Your objective = All records below must be retyped exactly.

------ Exercise data ------

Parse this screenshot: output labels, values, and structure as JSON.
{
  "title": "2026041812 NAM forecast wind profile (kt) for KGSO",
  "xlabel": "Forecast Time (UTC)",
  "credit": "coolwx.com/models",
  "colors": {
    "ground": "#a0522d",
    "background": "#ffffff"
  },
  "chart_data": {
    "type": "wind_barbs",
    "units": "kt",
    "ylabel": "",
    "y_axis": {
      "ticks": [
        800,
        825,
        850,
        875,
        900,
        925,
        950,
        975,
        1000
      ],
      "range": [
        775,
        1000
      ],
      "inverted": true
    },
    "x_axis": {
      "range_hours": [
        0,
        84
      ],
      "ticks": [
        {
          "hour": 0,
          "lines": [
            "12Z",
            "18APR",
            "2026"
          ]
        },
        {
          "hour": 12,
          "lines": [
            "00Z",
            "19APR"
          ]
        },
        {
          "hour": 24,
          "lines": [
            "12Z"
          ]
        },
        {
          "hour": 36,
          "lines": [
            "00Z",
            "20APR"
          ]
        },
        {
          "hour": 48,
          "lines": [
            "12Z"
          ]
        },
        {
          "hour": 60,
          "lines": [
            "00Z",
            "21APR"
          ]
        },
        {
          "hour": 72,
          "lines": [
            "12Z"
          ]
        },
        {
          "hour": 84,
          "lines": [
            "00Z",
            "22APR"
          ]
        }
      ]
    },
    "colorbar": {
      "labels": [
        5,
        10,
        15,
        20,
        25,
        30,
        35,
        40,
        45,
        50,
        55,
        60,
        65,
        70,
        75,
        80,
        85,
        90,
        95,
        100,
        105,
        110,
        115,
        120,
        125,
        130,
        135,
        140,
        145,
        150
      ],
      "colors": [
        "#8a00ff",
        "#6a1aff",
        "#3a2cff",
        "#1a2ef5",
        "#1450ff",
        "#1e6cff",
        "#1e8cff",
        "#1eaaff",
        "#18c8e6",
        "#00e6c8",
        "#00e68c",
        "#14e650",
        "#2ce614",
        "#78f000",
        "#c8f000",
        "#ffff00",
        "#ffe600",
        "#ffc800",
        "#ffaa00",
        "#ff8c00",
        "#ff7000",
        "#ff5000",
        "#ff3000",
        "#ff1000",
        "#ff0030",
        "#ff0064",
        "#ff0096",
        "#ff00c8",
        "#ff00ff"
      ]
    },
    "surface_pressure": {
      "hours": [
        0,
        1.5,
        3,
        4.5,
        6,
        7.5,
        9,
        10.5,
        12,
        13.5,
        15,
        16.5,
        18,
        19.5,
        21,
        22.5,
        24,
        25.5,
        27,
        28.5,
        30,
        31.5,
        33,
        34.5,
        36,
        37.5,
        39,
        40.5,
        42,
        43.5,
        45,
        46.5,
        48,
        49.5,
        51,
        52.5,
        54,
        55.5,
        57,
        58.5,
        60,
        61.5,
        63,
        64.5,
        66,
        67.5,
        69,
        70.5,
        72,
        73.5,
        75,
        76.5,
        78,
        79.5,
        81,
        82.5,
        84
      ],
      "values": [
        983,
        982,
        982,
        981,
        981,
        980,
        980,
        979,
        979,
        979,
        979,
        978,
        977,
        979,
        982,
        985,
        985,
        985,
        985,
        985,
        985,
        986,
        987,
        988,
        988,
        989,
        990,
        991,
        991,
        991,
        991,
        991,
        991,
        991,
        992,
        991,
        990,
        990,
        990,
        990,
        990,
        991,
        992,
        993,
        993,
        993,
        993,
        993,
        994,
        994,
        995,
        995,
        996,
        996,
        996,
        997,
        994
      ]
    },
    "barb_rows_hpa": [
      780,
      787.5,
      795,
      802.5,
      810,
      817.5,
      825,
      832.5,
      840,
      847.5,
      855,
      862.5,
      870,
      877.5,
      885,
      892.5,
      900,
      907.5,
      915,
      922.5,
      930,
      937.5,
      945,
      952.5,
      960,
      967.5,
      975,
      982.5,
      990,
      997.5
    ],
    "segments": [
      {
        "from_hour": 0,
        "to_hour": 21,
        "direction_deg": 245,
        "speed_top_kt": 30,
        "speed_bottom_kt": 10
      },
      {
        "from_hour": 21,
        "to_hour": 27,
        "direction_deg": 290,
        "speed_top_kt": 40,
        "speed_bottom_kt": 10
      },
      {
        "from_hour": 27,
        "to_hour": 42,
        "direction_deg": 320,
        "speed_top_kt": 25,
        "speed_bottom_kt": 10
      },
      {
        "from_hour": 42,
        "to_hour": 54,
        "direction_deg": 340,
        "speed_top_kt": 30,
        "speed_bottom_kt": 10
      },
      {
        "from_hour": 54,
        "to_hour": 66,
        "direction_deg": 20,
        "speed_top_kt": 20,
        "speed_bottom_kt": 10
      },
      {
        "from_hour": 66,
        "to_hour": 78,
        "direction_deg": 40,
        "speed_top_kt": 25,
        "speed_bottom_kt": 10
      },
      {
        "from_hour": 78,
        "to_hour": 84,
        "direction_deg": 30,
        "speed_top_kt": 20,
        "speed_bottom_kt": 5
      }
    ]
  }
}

------

Output of the task =
Parse this screenshot: output labels, values, and structure as JSON.
{
  "title": "2026041812 NAM forecast wind profile (kt) for KGSO",
  "xlabel": "Forecast Time (UTC)",
  "credit": "coolwx.com/models",
  "colors": {
    "ground": "#a0522d",
    "background": "#ffffff"
  },
  "chart_data": {
    "type": "wind_barbs",
    "units": "kt",
    "ylabel": "",
    "y_axis": {
      "ticks": [
        800,
        825,
        850,
        875,
        900,
        925,
        950,
        975,
        1000
      ],
      "range": [
        775,
        1000
      ],
      "inverted": true
    },
    "x_axis": {
      "range_hours": [
        0,
        84
      ],
      "ticks": [
        {
          "hour": 0,
          "lines": [
            "12Z",
            "18APR",
            "2026"
          ]
        },
        {
          "hour": 12,
          "lines": [
            "00Z",
            "19APR"
          ]
        },
        {
          "hour": 24,
          "lines": [
            "12Z"
          ]
        },
        {
          "hour": 36,
          "lines": [
            "00Z",
            "20APR"
          ]
        },
        {
          "hour": 48,
          "lines": [
            "12Z"
          ]
        },
        {
          "hour": 60,
          "lines": [
            "00Z",
            "21APR"
          ]
        },
        {
          "hour": 72,
          "lines": [
            "12Z"
          ]
        },
        {
          "hour": 84,
          "lines": [
            "00Z",
            "22APR"
          ]
        }
      ]
    },
    "colorbar": {
      "labels": [
        5,
        10,
        15,
        20,
        25,
        30,
        35,
        40,
        45,
        50,
        55,
        60,
        65,
        70,
        75,
        80,
        85,
        90,
        95,
        100,
        105,
        110,
        115,
        120,
        125,
        130,
        135,
        140,
        145,
        150
      ],
      "colors": [
        "#8a00ff",
        "#6a1aff",
        "#3a2cff",
        "#1a2ef5",
        "#1450ff",
        "#1e6cff",
        "#1e8cff",
        "#1eaaff",
        "#18c8e6",
        "#00e6c8",
        "#00e68c",
        "#14e650",
        "#2ce614",
        "#78f000",
        "#c8f000",
        "#ffff00",
        "#ffe600",
        "#ffc800",
        "#ffaa00",
        "#ff8c00",
        "#ff7000",
        "#ff5000",
        "#ff3000",
        "#ff1000",
        "#ff0030",
        "#ff0064",
        "#ff0096",
        "#ff00c8",
        "#ff00ff"
      ]
    },
    "surface_pressure": {
      "hours": [
        0,
        1.5,
        3,
        4.5,
        6,
        7.5,
        9,
        10.5,
        12,
        13.5,
        15,
        16.5,
        18,
        19.5,
        21,
        22.5,
        24,
        25.5,
        27,
        28.5,
        30,
        31.5,
        33,
        34.5,
        36,
        37.5,
        39,
        40.5,
        42,
        43.5,
        45,
        46.5,
        48,
        49.5,
        51,
        52.5,
        54,
        55.5,
        57,
        58.5,
        60,
        61.5,
        63,
        64.5,
        66,
        67.5,
        69,
        70.5,
        72,
        73.5,
        75,
        76.5,
        78,
        79.5,
        81,
        82.5,
        84
      ],
      "values": [
        983,
        982,
        982,
        981,
        981,
        980,
        980,
        979,
        979,
        979,
        979,
        978,
        977,
        979,
        982,
        985,
        985,
        985,
        985,
        985,
        985,
        986,
        987,
        988,
        988,
        989,
        990,
        991,
        991,
        991,
        991,
        991,
        991,
        991,
        992,
        991,
        990,
        990,
        990,
        990,
        990,
        991,
        992,
        993,
        993,
        993,
        993,
        993,
        994,
        994,
        995,
        995,
        996,
        996,
        996,
        997,
        994
      ]
    },
    "barb_rows_hpa": [
      780,
      787.5,
      795,
      802.5,
      810,
      817.5,
      825,
      832.5,
      840,
      847.5,
      855,
      862.5,
      870,
      877.5,
      885,
      892.5,
      900,
      907.5,
      915,
      922.5,
      930,
      937.5,
      945,
      952.5,
      960,
      967.5,
      975,
      982.5,
      990,
      997.5
    ],
    "segments": [
      {
        "from_hour": 0,
        "to_hour": 21,
        "direction_deg": 245,
        "speed_top_kt": 30,
        "speed_bottom_kt": 10
      },
      {
        "from_hour": 21,
        "to_hour": 27,
        "direction_deg": 290,
        "speed_top_kt": 40,
        "speed_bottom_kt": 10
      },
      {
        "from_hour": 27,
        "to_hour": 42,
        "direction_deg": 320,
        "speed_top_kt": 25,
        "speed_bottom_kt": 10
      },
      {
        "from_hour": 42,
        "to_hour": 54,
        "direction_deg": 340,
        "speed_top_kt": 30,
        "speed_bottom_kt": 10
      },
      {
        "from_hour": 54,
        "to_hour": 66,
        "direction_deg": 20,
        "speed_top_kt": 20,
        "speed_bottom_kt": 10
      },
      {
        "from_hour": 66,
        "to_hour": 78,
        "direction_deg": 40,
        "speed_top_kt": 25,
        "speed_bottom_kt": 10
      },
      {
        "from_hour": 78,
        "to_hour": 84,
        "direction_deg": 30,
        "speed_top_kt": 20,
        "speed_bottom_kt": 5
      }
    ]
  }
}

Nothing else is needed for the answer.